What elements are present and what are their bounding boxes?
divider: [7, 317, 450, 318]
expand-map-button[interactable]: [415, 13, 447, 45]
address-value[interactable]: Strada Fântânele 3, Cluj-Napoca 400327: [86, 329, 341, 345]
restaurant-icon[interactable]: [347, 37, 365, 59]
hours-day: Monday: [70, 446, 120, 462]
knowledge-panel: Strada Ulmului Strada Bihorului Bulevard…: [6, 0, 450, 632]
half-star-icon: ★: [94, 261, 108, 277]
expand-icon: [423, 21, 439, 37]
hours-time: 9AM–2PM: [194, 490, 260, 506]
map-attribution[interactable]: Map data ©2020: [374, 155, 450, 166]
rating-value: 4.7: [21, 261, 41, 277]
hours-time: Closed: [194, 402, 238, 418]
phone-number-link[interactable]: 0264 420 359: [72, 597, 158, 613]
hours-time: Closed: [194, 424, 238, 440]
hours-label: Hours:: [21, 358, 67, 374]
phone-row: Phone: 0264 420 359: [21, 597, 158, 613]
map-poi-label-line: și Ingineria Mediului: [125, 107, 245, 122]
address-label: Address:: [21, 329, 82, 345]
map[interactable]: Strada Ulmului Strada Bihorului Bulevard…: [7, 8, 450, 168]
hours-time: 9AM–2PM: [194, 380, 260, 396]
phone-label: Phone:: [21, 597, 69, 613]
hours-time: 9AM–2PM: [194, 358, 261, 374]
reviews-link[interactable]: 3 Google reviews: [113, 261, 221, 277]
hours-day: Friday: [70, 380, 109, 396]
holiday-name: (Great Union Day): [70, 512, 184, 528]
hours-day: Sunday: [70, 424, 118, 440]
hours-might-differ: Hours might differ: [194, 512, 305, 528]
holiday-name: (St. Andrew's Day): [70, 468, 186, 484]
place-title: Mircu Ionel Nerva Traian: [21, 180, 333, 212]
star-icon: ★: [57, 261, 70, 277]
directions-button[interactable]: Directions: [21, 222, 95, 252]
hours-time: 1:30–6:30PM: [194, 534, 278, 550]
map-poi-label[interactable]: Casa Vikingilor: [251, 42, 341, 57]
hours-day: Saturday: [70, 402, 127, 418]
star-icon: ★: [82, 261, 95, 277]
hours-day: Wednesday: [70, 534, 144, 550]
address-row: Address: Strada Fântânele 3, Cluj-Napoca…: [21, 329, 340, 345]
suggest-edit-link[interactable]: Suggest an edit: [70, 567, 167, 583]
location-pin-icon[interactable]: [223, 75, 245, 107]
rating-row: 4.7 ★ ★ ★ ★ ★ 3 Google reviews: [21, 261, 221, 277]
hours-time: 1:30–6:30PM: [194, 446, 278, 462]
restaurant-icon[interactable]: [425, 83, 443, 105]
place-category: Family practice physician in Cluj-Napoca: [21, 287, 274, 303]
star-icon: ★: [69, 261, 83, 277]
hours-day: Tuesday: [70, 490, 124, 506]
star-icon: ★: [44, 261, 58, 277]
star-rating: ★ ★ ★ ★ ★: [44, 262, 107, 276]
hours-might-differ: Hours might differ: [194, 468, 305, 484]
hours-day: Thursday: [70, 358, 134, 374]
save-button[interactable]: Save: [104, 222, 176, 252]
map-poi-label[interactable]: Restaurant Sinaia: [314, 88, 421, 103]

------------------------------------------------------------

» **GOAL OF THE EXERCISE**: Rewrite all of the lines above as a numbered list, omitting any blank lines.

» **ANSWER TO THE EXERCISE**:
1. What elements are present and what are their bounding boxes?
2. divider: [7, 317, 450, 318]
3. expand-map-button[interactable]: [415, 13, 447, 45]
4. address-value[interactable]: Strada Fântânele 3, Cluj-Napoca 400327: [86, 329, 341, 345]
5. restaurant-icon[interactable]: [347, 37, 365, 59]
6. hours-day: Monday: [70, 446, 120, 462]
7. knowledge-panel: Strada Ulmului Strada Bihorului Bulevard…: [6, 0, 450, 632]
8. half-star-icon: ★: [94, 261, 108, 277]
9. expand-icon: [423, 21, 439, 37]
10. hours-time: 9AM–2PM: [194, 490, 260, 506]
11. map-attribution[interactable]: Map data ©2020: [374, 155, 450, 166]
12. rating-value: 4.7: [21, 261, 41, 277]
13. hours-time: Closed: [194, 402, 238, 418]
14. phone-number-link[interactable]: 0264 420 359: [72, 597, 158, 613]
15. hours-time: Closed: [194, 424, 238, 440]
16. hours-label: Hours:: [21, 358, 67, 374]
17. phone-row: Phone: 0264 420 359: [21, 597, 158, 613]
18. map-poi-label-line: și Ingineria Mediului: [125, 107, 245, 122]
19. address-label: Address:: [21, 329, 82, 345]
20. map[interactable]: Strada Ulmului Strada Bihorului Bulevard…: [7, 8, 450, 168]
21. hours-time: 9AM–2PM: [194, 380, 260, 396]
22. phone-label: Phone:: [21, 597, 69, 613]
23. hours-time: 9AM–2PM: [194, 358, 261, 374]
24. reviews-link[interactable]: 3 Google reviews: [113, 261, 221, 277]
25. hours-day: Friday: [70, 380, 109, 396]
26. holiday-name: (Great Union Day): [70, 512, 184, 528]
27. hours-day: Sunday: [70, 424, 118, 440]
28. hours-might-differ: Hours might differ: [194, 512, 305, 528]
29. holiday-name: (St. Andrew's Day): [70, 468, 186, 484]
30. place-title: Mircu Ionel Nerva Traian: [21, 180, 333, 212]
31. star-icon: ★: [57, 261, 70, 277]
32. directions-button[interactable]: Directions: [21, 222, 95, 252]
33. hours-time: 1:30–6:30PM: [194, 534, 278, 550]
34. map-poi-label[interactable]: Casa Vikingilor: [251, 42, 341, 57]
35. hours-day: Saturday: [70, 402, 127, 418]
36. star-icon: ★: [82, 261, 95, 277]
37. hours-day: Wednesday: [70, 534, 144, 550]
38. address-row: Address: Strada Fântânele 3, Cluj-Napoca…: [21, 329, 340, 345]
39. suggest-edit-link[interactable]: Suggest an edit: [70, 567, 167, 583]
40. location-pin-icon[interactable]: [223, 75, 245, 107]
41. rating-row: 4.7 ★ ★ ★ ★ ★ 3 Google reviews: [21, 261, 221, 277]
42. hours-time: 1:30–6:30PM: [194, 446, 278, 462]
43. restaurant-icon[interactable]: [425, 83, 443, 105]
44. place-category: Family practice physician in Cluj-Napoca: [21, 287, 274, 303]
45. star-icon: ★: [69, 261, 83, 277]
46. hours-day: Tuesday: [70, 490, 124, 506]
47. star-icon: ★: [44, 261, 58, 277]
48. star-rating: ★ ★ ★ ★ ★: [44, 262, 107, 276]
49. hours-might-differ: Hours might differ: [194, 468, 305, 484]
50. hours-day: Thursday: [70, 358, 134, 374]
51. save-button[interactable]: Save: [104, 222, 176, 252]
52. map-poi-label[interactable]: Restaurant Sinaia: [314, 88, 421, 103]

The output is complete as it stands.